_EXERCISE_
Would you transcribe the listing that follows, character for character, and omit its images?
::::::::
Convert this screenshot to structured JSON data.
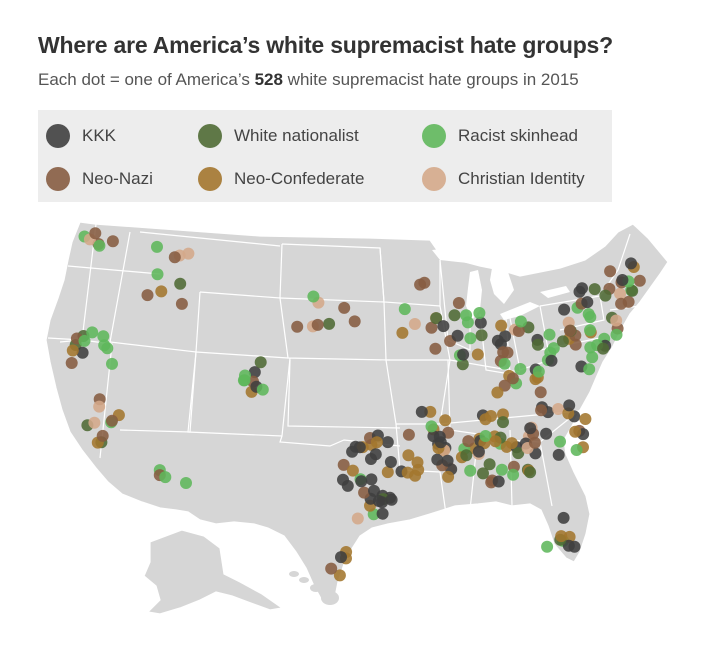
{
  "title": "Where are America’s white supremacist hate groups?",
  "subtitle": {
    "before": "Each dot = one of America’s ",
    "count": "528",
    "after": " white supremacist hate groups in 2015"
  },
  "legend": [
    {
      "label": "KKK",
      "color": "#3f3f3f"
    },
    {
      "label": "White nationalist",
      "color": "#4f6a34"
    },
    {
      "label": "Racist skinhead",
      "color": "#5fb75b"
    },
    {
      "label": "Neo-Nazi",
      "color": "#865c41"
    },
    {
      "label": "Neo-Confederate",
      "color": "#a3762e"
    },
    {
      "label": "Christian Identity",
      "color": "#d4a98a"
    }
  ],
  "colors": {
    "land": "#d6d6d6",
    "border": "#ffffff",
    "background": "#ffffff"
  }
}
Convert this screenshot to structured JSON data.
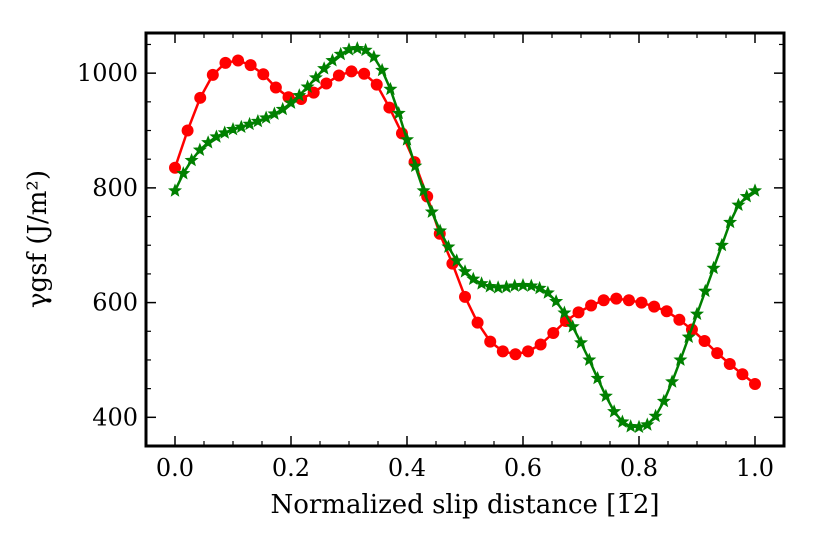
{
  "chart_data": {
    "type": "line",
    "title": "",
    "xlabel": "Normalized slip distance [1̅2]",
    "ylabel": "γgsf (J/m²)",
    "xlim": [
      -0.05,
      1.05
    ],
    "ylim": [
      350,
      1070
    ],
    "xticks": [
      0.0,
      0.2,
      0.4,
      0.6,
      0.8,
      1.0
    ],
    "xtick_labels": [
      "0.0",
      "0.2",
      "0.4",
      "0.6",
      "0.8",
      "1.0"
    ],
    "yticks": [
      400,
      600,
      800,
      1000
    ],
    "ytick_labels": [
      "400",
      "600",
      "800",
      "1000"
    ],
    "grid": false,
    "legend": null,
    "series": [
      {
        "name": "series-circles",
        "color": "#ff0000",
        "marker": "circle",
        "x": [
          0.0,
          0.0217,
          0.0435,
          0.0652,
          0.087,
          0.1087,
          0.1304,
          0.1522,
          0.1739,
          0.1957,
          0.2174,
          0.2391,
          0.2609,
          0.2826,
          0.3043,
          0.3261,
          0.3478,
          0.3696,
          0.3913,
          0.413,
          0.4348,
          0.4565,
          0.4783,
          0.5,
          0.5217,
          0.5435,
          0.5652,
          0.587,
          0.6087,
          0.6304,
          0.6522,
          0.6739,
          0.6957,
          0.7174,
          0.7391,
          0.7609,
          0.7826,
          0.8043,
          0.8261,
          0.8478,
          0.8696,
          0.8913,
          0.913,
          0.9348,
          0.9565,
          0.9783,
          1.0
        ],
        "values": [
          835,
          900,
          957,
          997,
          1018,
          1022,
          1014,
          998,
          975,
          958,
          955,
          966,
          982,
          996,
          1003,
          999,
          980,
          940,
          895,
          845,
          785,
          720,
          668,
          610,
          565,
          532,
          515,
          510,
          515,
          527,
          547,
          568,
          583,
          595,
          604,
          607,
          604,
          600,
          593,
          585,
          570,
          553,
          533,
          512,
          493,
          475,
          458
        ]
      },
      {
        "name": "series-stars",
        "color": "#008000",
        "marker": "star",
        "x": [
          0.0,
          0.0143,
          0.0286,
          0.0429,
          0.0571,
          0.0714,
          0.0857,
          0.1,
          0.1143,
          0.1286,
          0.1429,
          0.1571,
          0.1714,
          0.1857,
          0.2,
          0.2143,
          0.2286,
          0.2429,
          0.2571,
          0.2714,
          0.2857,
          0.3,
          0.3143,
          0.3286,
          0.3429,
          0.3571,
          0.3714,
          0.3857,
          0.4,
          0.4143,
          0.4286,
          0.4429,
          0.4571,
          0.4714,
          0.4857,
          0.5,
          0.5143,
          0.5286,
          0.5429,
          0.5571,
          0.5714,
          0.5857,
          0.6,
          0.6143,
          0.6286,
          0.6429,
          0.6571,
          0.6714,
          0.6857,
          0.7,
          0.7143,
          0.7286,
          0.7429,
          0.7571,
          0.7714,
          0.7857,
          0.8,
          0.8143,
          0.8286,
          0.8429,
          0.8571,
          0.8714,
          0.8857,
          0.9,
          0.9143,
          0.9286,
          0.9429,
          0.9571,
          0.9714,
          0.9857,
          1.0
        ],
        "values": [
          795,
          825,
          848,
          866,
          879,
          889,
          896,
          902,
          906,
          911,
          916,
          922,
          929,
          937,
          948,
          961,
          976,
          992,
          1008,
          1022,
          1033,
          1041,
          1043,
          1040,
          1028,
          1005,
          972,
          930,
          884,
          838,
          795,
          758,
          725,
          697,
          673,
          654,
          641,
          633,
          628,
          626,
          627,
          629,
          630,
          629,
          625,
          617,
          602,
          582,
          558,
          530,
          500,
          468,
          437,
          410,
          392,
          384,
          383,
          387,
          402,
          428,
          462,
          500,
          540,
          580,
          620,
          660,
          700,
          740,
          770,
          785,
          795
        ]
      }
    ]
  }
}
::::::::
_ANSWER TO THE PROBLEM_
Convert this screenshot to structured JSON data.
{
  "title": "Where are America’s white supremacist hate groups?",
  "subtitle": {
    "before": "Each dot = one of America’s ",
    "count": "528",
    "after": " white supremacist hate groups in 2015"
  },
  "legend": [
    {
      "label": "KKK",
      "color": "#3f3f3f"
    },
    {
      "label": "White nationalist",
      "color": "#4f6a34"
    },
    {
      "label": "Racist skinhead",
      "color": "#5fb75b"
    },
    {
      "label": "Neo-Nazi",
      "color": "#865c41"
    },
    {
      "label": "Neo-Confederate",
      "color": "#a3762e"
    },
    {
      "label": "Christian Identity",
      "color": "#d4a98a"
    }
  ],
  "colors": {
    "land": "#d6d6d6",
    "border": "#ffffff",
    "background": "#ffffff"
  }
}
Convert this screenshot to structured JSON data.
{
  "chart_data": {
    "type": "line",
    "title": "",
    "xlabel": "Normalized slip distance [1̅2]",
    "ylabel": "γgsf (J/m²)",
    "xlim": [
      -0.05,
      1.05
    ],
    "ylim": [
      350,
      1070
    ],
    "xticks": [
      0.0,
      0.2,
      0.4,
      0.6,
      0.8,
      1.0
    ],
    "xtick_labels": [
      "0.0",
      "0.2",
      "0.4",
      "0.6",
      "0.8",
      "1.0"
    ],
    "yticks": [
      400,
      600,
      800,
      1000
    ],
    "ytick_labels": [
      "400",
      "600",
      "800",
      "1000"
    ],
    "grid": false,
    "legend": null,
    "series": [
      {
        "name": "series-circles",
        "color": "#ff0000",
        "marker": "circle",
        "x": [
          0.0,
          0.0217,
          0.0435,
          0.0652,
          0.087,
          0.1087,
          0.1304,
          0.1522,
          0.1739,
          0.1957,
          0.2174,
          0.2391,
          0.2609,
          0.2826,
          0.3043,
          0.3261,
          0.3478,
          0.3696,
          0.3913,
          0.413,
          0.4348,
          0.4565,
          0.4783,
          0.5,
          0.5217,
          0.5435,
          0.5652,
          0.587,
          0.6087,
          0.6304,
          0.6522,
          0.6739,
          0.6957,
          0.7174,
          0.7391,
          0.7609,
          0.7826,
          0.8043,
          0.8261,
          0.8478,
          0.8696,
          0.8913,
          0.913,
          0.9348,
          0.9565,
          0.9783,
          1.0
        ],
        "values": [
          835,
          900,
          957,
          997,
          1018,
          1022,
          1014,
          998,
          975,
          958,
          955,
          966,
          982,
          996,
          1003,
          999,
          980,
          940,
          895,
          845,
          785,
          720,
          668,
          610,
          565,
          532,
          515,
          510,
          515,
          527,
          547,
          568,
          583,
          595,
          604,
          607,
          604,
          600,
          593,
          585,
          570,
          553,
          533,
          512,
          493,
          475,
          458
        ]
      },
      {
        "name": "series-stars",
        "color": "#008000",
        "marker": "star",
        "x": [
          0.0,
          0.0143,
          0.0286,
          0.0429,
          0.0571,
          0.0714,
          0.0857,
          0.1,
          0.1143,
          0.1286,
          0.1429,
          0.1571,
          0.1714,
          0.1857,
          0.2,
          0.2143,
          0.2286,
          0.2429,
          0.2571,
          0.2714,
          0.2857,
          0.3,
          0.3143,
          0.3286,
          0.3429,
          0.3571,
          0.3714,
          0.3857,
          0.4,
          0.4143,
          0.4286,
          0.4429,
          0.4571,
          0.4714,
          0.4857,
          0.5,
          0.5143,
          0.5286,
          0.5429,
          0.5571,
          0.5714,
          0.5857,
          0.6,
          0.6143,
          0.6286,
          0.6429,
          0.6571,
          0.6714,
          0.6857,
          0.7,
          0.7143,
          0.7286,
          0.7429,
          0.7571,
          0.7714,
          0.7857,
          0.8,
          0.8143,
          0.8286,
          0.8429,
          0.8571,
          0.8714,
          0.8857,
          0.9,
          0.9143,
          0.9286,
          0.9429,
          0.9571,
          0.9714,
          0.9857,
          1.0
        ],
        "values": [
          795,
          825,
          848,
          866,
          879,
          889,
          896,
          902,
          906,
          911,
          916,
          922,
          929,
          937,
          948,
          961,
          976,
          992,
          1008,
          1022,
          1033,
          1041,
          1043,
          1040,
          1028,
          1005,
          972,
          930,
          884,
          838,
          795,
          758,
          725,
          697,
          673,
          654,
          641,
          633,
          628,
          626,
          627,
          629,
          630,
          629,
          625,
          617,
          602,
          582,
          558,
          530,
          500,
          468,
          437,
          410,
          392,
          384,
          383,
          387,
          402,
          428,
          462,
          500,
          540,
          580,
          620,
          660,
          700,
          740,
          770,
          785,
          795
        ]
      }
    ]
  }
}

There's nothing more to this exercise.